[Records from a data collection]
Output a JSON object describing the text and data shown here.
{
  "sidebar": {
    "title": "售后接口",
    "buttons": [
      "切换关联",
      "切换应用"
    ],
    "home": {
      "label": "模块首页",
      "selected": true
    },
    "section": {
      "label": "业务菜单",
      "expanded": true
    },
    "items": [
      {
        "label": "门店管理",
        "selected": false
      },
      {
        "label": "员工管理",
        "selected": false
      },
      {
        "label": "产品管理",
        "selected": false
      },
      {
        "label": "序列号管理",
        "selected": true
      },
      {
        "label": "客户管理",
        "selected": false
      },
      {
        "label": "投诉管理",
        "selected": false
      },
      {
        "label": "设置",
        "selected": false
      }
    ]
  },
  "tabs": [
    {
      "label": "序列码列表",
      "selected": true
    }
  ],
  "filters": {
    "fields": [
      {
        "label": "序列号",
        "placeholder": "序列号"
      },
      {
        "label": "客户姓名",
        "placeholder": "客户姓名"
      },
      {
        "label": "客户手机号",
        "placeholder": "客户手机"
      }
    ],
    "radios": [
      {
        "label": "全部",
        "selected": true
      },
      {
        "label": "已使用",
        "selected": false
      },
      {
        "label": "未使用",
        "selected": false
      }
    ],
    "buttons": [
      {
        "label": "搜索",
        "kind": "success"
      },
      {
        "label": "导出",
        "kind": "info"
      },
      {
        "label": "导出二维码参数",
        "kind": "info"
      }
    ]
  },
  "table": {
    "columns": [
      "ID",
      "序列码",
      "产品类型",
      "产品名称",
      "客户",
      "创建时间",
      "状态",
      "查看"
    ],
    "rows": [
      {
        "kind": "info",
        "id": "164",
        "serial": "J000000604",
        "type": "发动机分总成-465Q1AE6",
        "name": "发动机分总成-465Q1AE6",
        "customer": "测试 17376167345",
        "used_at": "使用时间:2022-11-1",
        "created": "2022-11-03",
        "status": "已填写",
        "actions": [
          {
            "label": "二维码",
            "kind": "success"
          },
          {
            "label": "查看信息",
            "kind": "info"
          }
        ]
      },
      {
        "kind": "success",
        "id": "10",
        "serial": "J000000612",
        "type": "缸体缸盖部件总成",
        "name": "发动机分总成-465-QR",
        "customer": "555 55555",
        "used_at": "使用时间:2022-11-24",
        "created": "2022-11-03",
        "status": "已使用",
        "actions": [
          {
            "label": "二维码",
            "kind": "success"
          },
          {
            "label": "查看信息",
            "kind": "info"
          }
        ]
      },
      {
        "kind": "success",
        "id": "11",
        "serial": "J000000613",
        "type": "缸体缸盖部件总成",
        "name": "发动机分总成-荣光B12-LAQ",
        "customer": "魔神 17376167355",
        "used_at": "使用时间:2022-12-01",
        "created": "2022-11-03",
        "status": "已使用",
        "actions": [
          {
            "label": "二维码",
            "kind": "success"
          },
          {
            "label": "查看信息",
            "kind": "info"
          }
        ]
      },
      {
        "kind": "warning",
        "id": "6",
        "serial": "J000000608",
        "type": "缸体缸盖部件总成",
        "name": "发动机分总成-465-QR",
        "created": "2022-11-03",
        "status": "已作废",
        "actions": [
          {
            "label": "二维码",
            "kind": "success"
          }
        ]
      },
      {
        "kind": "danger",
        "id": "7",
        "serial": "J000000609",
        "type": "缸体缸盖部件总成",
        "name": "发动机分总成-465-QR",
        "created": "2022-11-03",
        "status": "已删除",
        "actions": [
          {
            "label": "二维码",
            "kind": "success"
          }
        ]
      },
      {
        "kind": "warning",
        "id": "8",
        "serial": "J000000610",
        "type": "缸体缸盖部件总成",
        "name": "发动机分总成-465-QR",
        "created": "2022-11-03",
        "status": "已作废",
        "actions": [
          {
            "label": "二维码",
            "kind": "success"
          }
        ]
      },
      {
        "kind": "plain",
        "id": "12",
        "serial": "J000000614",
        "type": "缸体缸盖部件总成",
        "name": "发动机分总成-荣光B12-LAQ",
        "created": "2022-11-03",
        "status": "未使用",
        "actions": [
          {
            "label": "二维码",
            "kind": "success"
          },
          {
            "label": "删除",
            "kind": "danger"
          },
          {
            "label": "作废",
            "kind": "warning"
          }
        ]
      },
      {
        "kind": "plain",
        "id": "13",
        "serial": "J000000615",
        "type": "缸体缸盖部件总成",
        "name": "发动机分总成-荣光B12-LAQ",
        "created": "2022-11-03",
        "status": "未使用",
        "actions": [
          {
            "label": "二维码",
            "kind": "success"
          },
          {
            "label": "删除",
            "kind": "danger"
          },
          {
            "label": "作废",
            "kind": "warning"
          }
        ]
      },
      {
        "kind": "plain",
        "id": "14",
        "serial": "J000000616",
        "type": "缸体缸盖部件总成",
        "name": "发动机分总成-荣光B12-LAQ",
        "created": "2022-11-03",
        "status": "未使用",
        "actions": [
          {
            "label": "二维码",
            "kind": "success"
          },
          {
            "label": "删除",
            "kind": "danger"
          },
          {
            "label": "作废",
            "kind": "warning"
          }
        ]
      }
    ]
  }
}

◆ WRITTEN INSTRUCTION ◆
Write the listing out again, exactly as it reads.

◆ TASK RESPONSE ◆
Output a JSON object describing the text and data shown here.
{
  "sidebar": {
    "title": "售后接口",
    "buttons": [
      "切换关联",
      "切换应用"
    ],
    "home": {
      "label": "模块首页",
      "selected": true
    },
    "section": {
      "label": "业务菜单",
      "expanded": true
    },
    "items": [
      {
        "label": "门店管理",
        "selected": false
      },
      {
        "label": "员工管理",
        "selected": false
      },
      {
        "label": "产品管理",
        "selected": false
      },
      {
        "label": "序列号管理",
        "selected": true
      },
      {
        "label": "客户管理",
        "selected": false
      },
      {
        "label": "投诉管理",
        "selected": false
      },
      {
        "label": "设置",
        "selected": false
      }
    ]
  },
  "tabs": [
    {
      "label": "序列码列表",
      "selected": true
    }
  ],
  "filters": {
    "fields": [
      {
        "label": "序列号",
        "placeholder": "序列号"
      },
      {
        "label": "客户姓名",
        "placeholder": "客户姓名"
      },
      {
        "label": "客户手机号",
        "placeholder": "客户手机"
      }
    ],
    "radios": [
      {
        "label": "全部",
        "selected": true
      },
      {
        "label": "已使用",
        "selected": false
      },
      {
        "label": "未使用",
        "selected": false
      }
    ],
    "buttons": [
      {
        "label": "搜索",
        "kind": "success"
      },
      {
        "label": "导出",
        "kind": "info"
      },
      {
        "label": "导出二维码参数",
        "kind": "info"
      }
    ]
  },
  "table": {
    "columns": [
      "ID",
      "序列码",
      "产品类型",
      "产品名称",
      "客户",
      "创建时间",
      "状态",
      "查看"
    ],
    "rows": [
      {
        "kind": "info",
        "id": "164",
        "serial": "J000000604",
        "type": "发动机分总成-465Q1AE6",
        "name": "发动机分总成-465Q1AE6",
        "customer": "测试 17376167345",
        "used_at": "使用时间:2022-11-1",
        "created": "2022-11-03",
        "status": "已填写",
        "actions": [
          {
            "label": "二维码",
            "kind": "success"
          },
          {
            "label": "查看信息",
            "kind": "info"
          }
        ]
      },
      {
        "kind": "success",
        "id": "10",
        "serial": "J000000612",
        "type": "缸体缸盖部件总成",
        "name": "发动机分总成-465-QR",
        "customer": "555 55555",
        "used_at": "使用时间:2022-11-24",
        "created": "2022-11-03",
        "status": "已使用",
        "actions": [
          {
            "label": "二维码",
            "kind": "success"
          },
          {
            "label": "查看信息",
            "kind": "info"
          }
        ]
      },
      {
        "kind": "success",
        "id": "11",
        "serial": "J000000613",
        "type": "缸体缸盖部件总成",
        "name": "发动机分总成-荣光B12-LAQ",
        "customer": "魔神 17376167355",
        "used_at": "使用时间:2022-12-01",
        "created": "2022-11-03",
        "status": "已使用",
        "actions": [
          {
            "label": "二维码",
            "kind": "success"
          },
          {
            "label": "查看信息",
            "kind": "info"
          }
        ]
      },
      {
        "kind": "warning",
        "id": "6",
        "serial": "J000000608",
        "type": "缸体缸盖部件总成",
        "name": "发动机分总成-465-QR",
        "created": "2022-11-03",
        "status": "已作废",
        "actions": [
          {
            "label": "二维码",
            "kind": "success"
          }
        ]
      },
      {
        "kind": "danger",
        "id": "7",
        "serial": "J000000609",
        "type": "缸体缸盖部件总成",
        "name": "发动机分总成-465-QR",
        "created": "2022-11-03",
        "status": "已删除",
        "actions": [
          {
            "label": "二维码",
            "kind": "success"
          }
        ]
      },
      {
        "kind": "warning",
        "id": "8",
        "serial": "J000000610",
        "type": "缸体缸盖部件总成",
        "name": "发动机分总成-465-QR",
        "created": "2022-11-03",
        "status": "已作废",
        "actions": [
          {
            "label": "二维码",
            "kind": "success"
          }
        ]
      },
      {
        "kind": "plain",
        "id": "12",
        "serial": "J000000614",
        "type": "缸体缸盖部件总成",
        "name": "发动机分总成-荣光B12-LAQ",
        "created": "2022-11-03",
        "status": "未使用",
        "actions": [
          {
            "label": "二维码",
            "kind": "success"
          },
          {
            "label": "删除",
            "kind": "danger"
          },
          {
            "label": "作废",
            "kind": "warning"
          }
        ]
      },
      {
        "kind": "plain",
        "id": "13",
        "serial": "J000000615",
        "type": "缸体缸盖部件总成",
        "name": "发动机分总成-荣光B12-LAQ",
        "created": "2022-11-03",
        "status": "未使用",
        "actions": [
          {
            "label": "二维码",
            "kind": "success"
          },
          {
            "label": "删除",
            "kind": "danger"
          },
          {
            "label": "作废",
            "kind": "warning"
          }
        ]
      },
      {
        "kind": "plain",
        "id": "14",
        "serial": "J000000616",
        "type": "缸体缸盖部件总成",
        "name": "发动机分总成-荣光B12-LAQ",
        "created": "2022-11-03",
        "status": "未使用",
        "actions": [
          {
            "label": "二维码",
            "kind": "success"
          },
          {
            "label": "删除",
            "kind": "danger"
          },
          {
            "label": "作废",
            "kind": "warning"
          }
        ]
      }
    ]
  }
}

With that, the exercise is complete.